- [Stated problem] Give the count of lines that include the string "this". Add nothing to it.

--- Records to use ---

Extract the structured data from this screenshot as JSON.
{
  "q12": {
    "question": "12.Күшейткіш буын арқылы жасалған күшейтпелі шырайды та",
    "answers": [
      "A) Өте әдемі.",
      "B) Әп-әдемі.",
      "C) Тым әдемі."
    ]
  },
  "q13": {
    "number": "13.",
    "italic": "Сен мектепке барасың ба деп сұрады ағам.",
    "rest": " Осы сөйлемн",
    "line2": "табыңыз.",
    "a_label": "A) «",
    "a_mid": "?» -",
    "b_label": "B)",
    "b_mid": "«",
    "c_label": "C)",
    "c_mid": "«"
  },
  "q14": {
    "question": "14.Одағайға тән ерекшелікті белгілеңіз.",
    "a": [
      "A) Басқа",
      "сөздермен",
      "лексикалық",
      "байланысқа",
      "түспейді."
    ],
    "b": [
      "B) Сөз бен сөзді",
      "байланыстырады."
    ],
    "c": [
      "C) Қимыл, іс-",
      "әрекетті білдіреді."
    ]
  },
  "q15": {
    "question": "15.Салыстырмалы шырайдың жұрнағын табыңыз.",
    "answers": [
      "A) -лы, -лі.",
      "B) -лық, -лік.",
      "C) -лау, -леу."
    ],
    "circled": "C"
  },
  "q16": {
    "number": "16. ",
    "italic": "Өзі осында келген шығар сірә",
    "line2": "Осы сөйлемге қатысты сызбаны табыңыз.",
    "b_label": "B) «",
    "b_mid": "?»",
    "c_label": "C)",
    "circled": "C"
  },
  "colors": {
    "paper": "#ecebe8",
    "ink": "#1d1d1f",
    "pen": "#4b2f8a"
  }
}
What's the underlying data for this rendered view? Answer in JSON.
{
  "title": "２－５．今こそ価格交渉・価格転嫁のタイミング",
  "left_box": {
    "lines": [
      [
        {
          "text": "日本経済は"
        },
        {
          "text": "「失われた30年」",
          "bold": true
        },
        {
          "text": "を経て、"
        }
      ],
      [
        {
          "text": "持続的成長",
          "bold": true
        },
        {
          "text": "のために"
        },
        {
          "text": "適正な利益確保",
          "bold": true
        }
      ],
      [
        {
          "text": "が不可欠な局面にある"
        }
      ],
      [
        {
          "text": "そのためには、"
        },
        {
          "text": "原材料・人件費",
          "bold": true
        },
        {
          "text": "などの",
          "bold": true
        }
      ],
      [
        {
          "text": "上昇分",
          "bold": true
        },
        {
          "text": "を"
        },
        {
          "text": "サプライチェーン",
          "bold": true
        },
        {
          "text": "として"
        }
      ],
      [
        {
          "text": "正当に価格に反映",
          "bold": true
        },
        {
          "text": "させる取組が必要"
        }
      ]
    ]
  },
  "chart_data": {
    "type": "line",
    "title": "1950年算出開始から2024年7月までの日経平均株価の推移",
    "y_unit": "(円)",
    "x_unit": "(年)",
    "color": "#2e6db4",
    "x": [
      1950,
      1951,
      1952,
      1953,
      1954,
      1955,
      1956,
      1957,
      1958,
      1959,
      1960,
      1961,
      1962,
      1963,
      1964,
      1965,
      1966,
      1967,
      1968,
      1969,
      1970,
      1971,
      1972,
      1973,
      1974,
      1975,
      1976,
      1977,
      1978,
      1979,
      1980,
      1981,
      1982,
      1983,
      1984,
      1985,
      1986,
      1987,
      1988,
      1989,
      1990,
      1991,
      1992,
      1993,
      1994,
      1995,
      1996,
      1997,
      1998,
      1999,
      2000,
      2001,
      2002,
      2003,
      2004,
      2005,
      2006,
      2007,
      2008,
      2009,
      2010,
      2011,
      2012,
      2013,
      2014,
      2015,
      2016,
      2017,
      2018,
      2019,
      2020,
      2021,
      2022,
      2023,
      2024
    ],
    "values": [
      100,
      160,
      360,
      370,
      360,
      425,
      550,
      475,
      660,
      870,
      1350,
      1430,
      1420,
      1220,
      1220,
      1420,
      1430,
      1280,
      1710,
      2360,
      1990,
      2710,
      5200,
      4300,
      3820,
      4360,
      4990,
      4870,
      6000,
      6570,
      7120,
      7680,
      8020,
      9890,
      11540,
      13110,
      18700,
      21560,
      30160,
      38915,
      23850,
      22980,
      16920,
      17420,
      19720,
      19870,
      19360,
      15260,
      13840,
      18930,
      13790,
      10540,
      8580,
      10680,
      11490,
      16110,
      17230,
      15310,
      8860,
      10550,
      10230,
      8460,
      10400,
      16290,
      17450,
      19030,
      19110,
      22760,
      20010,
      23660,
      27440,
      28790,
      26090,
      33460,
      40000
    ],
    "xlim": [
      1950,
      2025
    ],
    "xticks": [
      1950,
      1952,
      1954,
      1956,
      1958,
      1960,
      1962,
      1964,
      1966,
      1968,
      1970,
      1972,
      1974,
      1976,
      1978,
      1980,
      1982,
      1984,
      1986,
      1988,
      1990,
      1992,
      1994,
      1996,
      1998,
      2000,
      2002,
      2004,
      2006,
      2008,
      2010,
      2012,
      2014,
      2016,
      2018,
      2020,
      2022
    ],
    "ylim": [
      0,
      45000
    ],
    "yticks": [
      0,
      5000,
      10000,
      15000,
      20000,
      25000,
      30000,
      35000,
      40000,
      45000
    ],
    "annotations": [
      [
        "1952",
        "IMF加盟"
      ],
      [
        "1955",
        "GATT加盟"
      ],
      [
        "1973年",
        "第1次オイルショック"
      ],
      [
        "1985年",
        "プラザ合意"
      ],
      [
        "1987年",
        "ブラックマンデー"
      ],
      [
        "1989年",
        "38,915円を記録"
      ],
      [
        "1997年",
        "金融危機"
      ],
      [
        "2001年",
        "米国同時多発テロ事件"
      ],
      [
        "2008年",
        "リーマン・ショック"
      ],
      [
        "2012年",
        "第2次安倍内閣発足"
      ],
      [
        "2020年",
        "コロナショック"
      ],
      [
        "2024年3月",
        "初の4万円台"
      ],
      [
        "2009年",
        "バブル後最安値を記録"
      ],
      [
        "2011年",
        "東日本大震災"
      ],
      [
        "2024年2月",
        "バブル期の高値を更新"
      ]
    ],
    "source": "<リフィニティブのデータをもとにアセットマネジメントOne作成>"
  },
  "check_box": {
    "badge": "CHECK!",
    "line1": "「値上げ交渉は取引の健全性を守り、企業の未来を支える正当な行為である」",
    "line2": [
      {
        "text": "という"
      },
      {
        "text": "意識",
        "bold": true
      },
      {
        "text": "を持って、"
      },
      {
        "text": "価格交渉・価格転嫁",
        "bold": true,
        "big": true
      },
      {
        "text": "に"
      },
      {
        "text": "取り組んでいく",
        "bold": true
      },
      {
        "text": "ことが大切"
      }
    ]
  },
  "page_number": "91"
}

---

- [Problem solution] 2